TO DO
Copy the lines below word for word, including every line in every block, but leave out the pictures.

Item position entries
____
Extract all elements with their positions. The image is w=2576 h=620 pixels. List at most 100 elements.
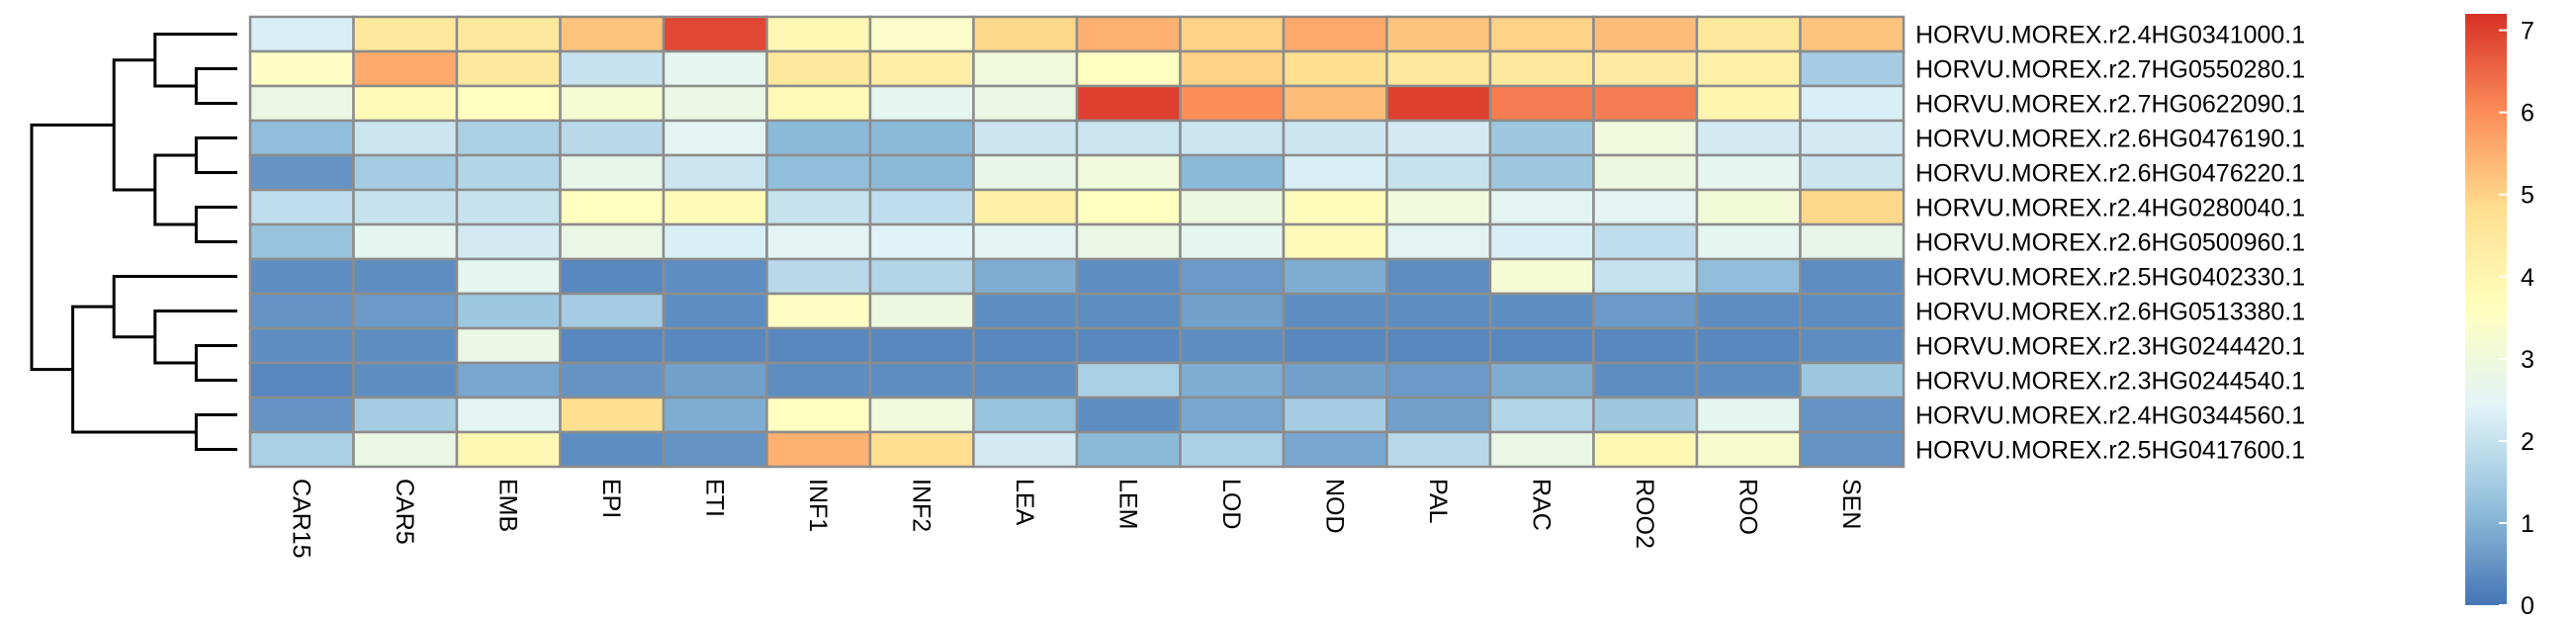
heatmap-cell (1695, 430, 1802, 469)
heatmap-cell (455, 257, 562, 296)
heatmap-cell (662, 361, 768, 399)
legend-tick-label: 5 (2521, 182, 2534, 210)
heatmap-cell (868, 119, 975, 157)
heatmap-cell (1592, 326, 1699, 365)
heatmap-cell (352, 361, 459, 399)
heatmap-cell (1799, 188, 1906, 226)
heatmap-cell (765, 326, 872, 365)
heatmap-cell (1592, 396, 1699, 434)
heatmap-cell (248, 326, 355, 365)
heatmap-cell (1488, 292, 1595, 330)
column-labels: CAR15 CAR5 EMB EPI ETI INF1 INF2 LEA LEM LOD NOD PA… (287, 479, 1865, 559)
heatmap-cell (1179, 361, 1286, 399)
heatmap-cell (972, 257, 1079, 296)
heatmap-cell (1385, 430, 1492, 469)
heatmap-cell (455, 292, 562, 330)
row-labels: HORVU.MOREX.r2.4HG0341000.1 HORVU.MOREX.r… (1915, 22, 2305, 465)
heatmap-cell (765, 84, 872, 123)
heatmap-cell (455, 222, 562, 261)
heatmap-cell (868, 292, 975, 330)
legend-tick-label: 7 (2521, 18, 2534, 45)
heatmap-cell (352, 257, 459, 296)
heatmap-cell (1282, 119, 1388, 157)
heatmap-cell (662, 222, 768, 261)
legend-tick-label: 2 (2521, 428, 2534, 456)
heatmap-cell (1488, 257, 1595, 296)
heatmap-cell (559, 326, 666, 365)
row-label: HORVU.MOREX.r2.5HG0402330.1 (1915, 264, 2305, 292)
heatmap-cell (765, 222, 872, 261)
row-label: HORVU.MOREX.r2.3HG0244540.1 (1915, 368, 2305, 396)
row-label: HORVU.MOREX.r2.6HG0476220.1 (1915, 160, 2305, 188)
dendrogram-branch (71, 305, 197, 434)
heatmap-cell (972, 84, 1079, 123)
row-label: HORVU.MOREX.r2.3HG0244420.1 (1915, 333, 2305, 361)
heatmap-cell (1282, 257, 1388, 296)
heatmap-cell (972, 119, 1079, 157)
heatmap-cell (1695, 396, 1802, 434)
dendrogram-branch (112, 58, 155, 192)
heatmap-cell (455, 49, 562, 88)
heatmap-cell (1075, 188, 1182, 226)
heatmap-cell (1488, 430, 1595, 469)
heatmap-cell (1799, 222, 1906, 261)
legend-tick-label: 6 (2521, 100, 2534, 128)
heatmap-cell (352, 119, 459, 157)
heatmap-cell (972, 222, 1079, 261)
heatmap-cell (352, 15, 459, 53)
heatmap-cell (248, 361, 355, 399)
legend-color-bar (2465, 14, 2507, 605)
heatmap-cell (972, 396, 1079, 434)
heatmap-cell (455, 84, 562, 123)
heatmap-cell (559, 222, 666, 261)
dendrogram-branch (30, 123, 115, 372)
heatmap-cell (972, 292, 1079, 330)
heatmap-cell (1075, 84, 1182, 123)
heatmap-cell (1695, 326, 1802, 365)
heatmap-cell (765, 49, 872, 88)
heatmap-cell (1385, 119, 1492, 157)
heatmap-cell (1179, 292, 1286, 330)
heatmap-cell (1488, 119, 1595, 157)
heatmap-cell (1488, 222, 1595, 261)
column-label: SEN (1837, 479, 1865, 529)
heatmap-cell (248, 257, 355, 296)
row-label: HORVU.MOREX.r2.4HG0280040.1 (1915, 195, 2305, 222)
heatmap-cell (1695, 153, 1802, 192)
heatmap-cell (352, 396, 459, 434)
heatmap-cell (248, 119, 355, 157)
heatmap-cell (248, 84, 355, 123)
heatmap-cell (765, 430, 872, 469)
heatmap-cell (1592, 222, 1699, 261)
heatmap-cell (1592, 430, 1699, 469)
heatmap-cell (1695, 222, 1802, 261)
heatmap-cell (1695, 292, 1802, 330)
heatmap-cell (1488, 188, 1595, 226)
heatmap-cell (972, 361, 1079, 399)
column-label: PAL (1424, 479, 1452, 523)
heatmap-cell (1385, 257, 1492, 296)
heatmap-cell (1075, 430, 1182, 469)
column-label: RAC (1527, 479, 1554, 531)
heatmap-cell (1799, 257, 1906, 296)
heatmap-cell (662, 257, 768, 296)
heatmap-cell (1282, 292, 1388, 330)
heatmap-cell (1385, 292, 1492, 330)
dendrogram-branch (194, 67, 237, 105)
dendrogram-branch (194, 206, 237, 243)
heatmap-cell (1075, 222, 1182, 261)
heatmap-cell (868, 257, 975, 296)
heatmap-cell (1075, 119, 1182, 157)
row-label: HORVU.MOREX.r2.5HG0417600.1 (1915, 437, 2305, 465)
heatmap-cell (1695, 15, 1802, 53)
heatmap-cell (352, 430, 459, 469)
heatmap-cell (1799, 292, 1906, 330)
heatmap-cell (248, 49, 355, 88)
heatmap-cell (1075, 396, 1182, 434)
heatmap-cell (765, 119, 872, 157)
heatmap-cell (1179, 396, 1286, 434)
heatmap-cell (1282, 49, 1388, 88)
row-label: HORVU.MOREX.r2.4HG0344560.1 (1915, 402, 2305, 430)
heatmap-cell (559, 188, 666, 226)
heatmap-cell (662, 430, 768, 469)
____
THE RESPONSE
Extract all elements with their positions. The image is w=2576 h=620 pixels. List at most 100 elements.
heatmap-cell (1695, 430, 1802, 469)
heatmap-cell (455, 257, 562, 296)
heatmap-cell (662, 361, 768, 399)
legend-tick-label: 5 (2521, 182, 2534, 210)
heatmap-cell (868, 119, 975, 157)
heatmap-cell (1592, 326, 1699, 365)
heatmap-cell (352, 361, 459, 399)
heatmap-cell (1799, 188, 1906, 226)
heatmap-cell (765, 326, 872, 365)
heatmap-cell (1592, 396, 1699, 434)
heatmap-cell (248, 326, 355, 365)
heatmap-cell (1488, 292, 1595, 330)
column-labels: CAR15 CAR5 EMB EPI ETI INF1 INF2 LEA LEM LOD NOD PA… (287, 479, 1865, 559)
heatmap-cell (1179, 361, 1286, 399)
heatmap-cell (972, 257, 1079, 296)
heatmap-cell (1385, 430, 1492, 469)
heatmap-cell (455, 292, 562, 330)
row-labels: HORVU.MOREX.r2.4HG0341000.1 HORVU.MOREX.r… (1915, 22, 2305, 465)
heatmap-cell (765, 84, 872, 123)
heatmap-cell (455, 222, 562, 261)
heatmap-cell (868, 292, 975, 330)
legend-tick-label: 7 (2521, 18, 2534, 45)
heatmap-cell (352, 257, 459, 296)
heatmap-cell (1282, 119, 1388, 157)
heatmap-cell (662, 222, 768, 261)
legend-tick-label: 2 (2521, 428, 2534, 456)
heatmap-cell (1488, 257, 1595, 296)
heatmap-cell (559, 326, 666, 365)
row-label: HORVU.MOREX.r2.5HG0402330.1 (1915, 264, 2305, 292)
heatmap-cell (765, 222, 872, 261)
row-label: HORVU.MOREX.r2.3HG0244540.1 (1915, 368, 2305, 396)
row-label: HORVU.MOREX.r2.6HG0476220.1 (1915, 160, 2305, 188)
dendrogram-branch (71, 305, 197, 434)
heatmap-cell (972, 84, 1079, 123)
row-label: HORVU.MOREX.r2.3HG0244420.1 (1915, 333, 2305, 361)
heatmap-cell (1282, 257, 1388, 296)
heatmap-cell (972, 119, 1079, 157)
heatmap-cell (1695, 396, 1802, 434)
dendrogram-branch (112, 58, 155, 192)
heatmap-cell (455, 49, 562, 88)
heatmap-cell (1075, 188, 1182, 226)
heatmap-cell (1488, 430, 1595, 469)
heatmap-cell (1799, 222, 1906, 261)
legend-tick-label: 6 (2521, 100, 2534, 128)
heatmap-cell (352, 119, 459, 157)
heatmap-cell (972, 222, 1079, 261)
heatmap-cell (352, 15, 459, 53)
heatmap-cell (248, 361, 355, 399)
legend-color-bar (2465, 14, 2507, 605)
heatmap-cell (972, 396, 1079, 434)
heatmap-cell (455, 84, 562, 123)
heatmap-cell (559, 222, 666, 261)
dendrogram-branch (30, 123, 115, 372)
heatmap-cell (972, 292, 1079, 330)
heatmap-cell (1075, 84, 1182, 123)
heatmap-cell (1695, 326, 1802, 365)
heatmap-cell (765, 49, 872, 88)
heatmap-cell (1385, 119, 1492, 157)
heatmap-cell (1179, 292, 1286, 330)
heatmap-cell (1488, 119, 1595, 157)
heatmap-cell (1488, 222, 1595, 261)
column-label: SEN (1837, 479, 1865, 529)
heatmap-cell (248, 257, 355, 296)
row-label: HORVU.MOREX.r2.4HG0280040.1 (1915, 195, 2305, 222)
heatmap-cell (1695, 153, 1802, 192)
heatmap-cell (352, 396, 459, 434)
heatmap-cell (248, 119, 355, 157)
heatmap-cell (248, 84, 355, 123)
heatmap-cell (765, 430, 872, 469)
heatmap-cell (1592, 222, 1699, 261)
heatmap-cell (1592, 430, 1699, 469)
heatmap-cell (1695, 222, 1802, 261)
heatmap-cell (1695, 292, 1802, 330)
heatmap-cell (1488, 188, 1595, 226)
heatmap-cell (972, 361, 1079, 399)
column-label: PAL (1424, 479, 1452, 523)
heatmap-cell (1385, 257, 1492, 296)
heatmap-cell (1075, 430, 1182, 469)
column-label: RAC (1527, 479, 1554, 531)
heatmap-cell (1799, 257, 1906, 296)
heatmap-cell (662, 257, 768, 296)
heatmap-cell (1282, 292, 1388, 330)
heatmap-cell (1385, 292, 1492, 330)
dendrogram-branch (194, 67, 237, 105)
dendrogram-branch (194, 206, 237, 243)
heatmap-cell (1075, 222, 1182, 261)
heatmap-cell (868, 257, 975, 296)
heatmap-cell (1075, 119, 1182, 157)
row-label: HORVU.MOREX.r2.5HG0417600.1 (1915, 437, 2305, 465)
heatmap-cell (1695, 15, 1802, 53)
heatmap-cell (352, 430, 459, 469)
heatmap-cell (1799, 292, 1906, 330)
heatmap-cell (248, 49, 355, 88)
heatmap-cell (1075, 396, 1182, 434)
heatmap-cell (765, 119, 872, 157)
heatmap-cell (1179, 396, 1286, 434)
heatmap-cell (1282, 49, 1388, 88)
row-label: HORVU.MOREX.r2.4HG0344560.1 (1915, 402, 2305, 430)
heatmap-cell (559, 188, 666, 226)
heatmap-cell (662, 430, 768, 469)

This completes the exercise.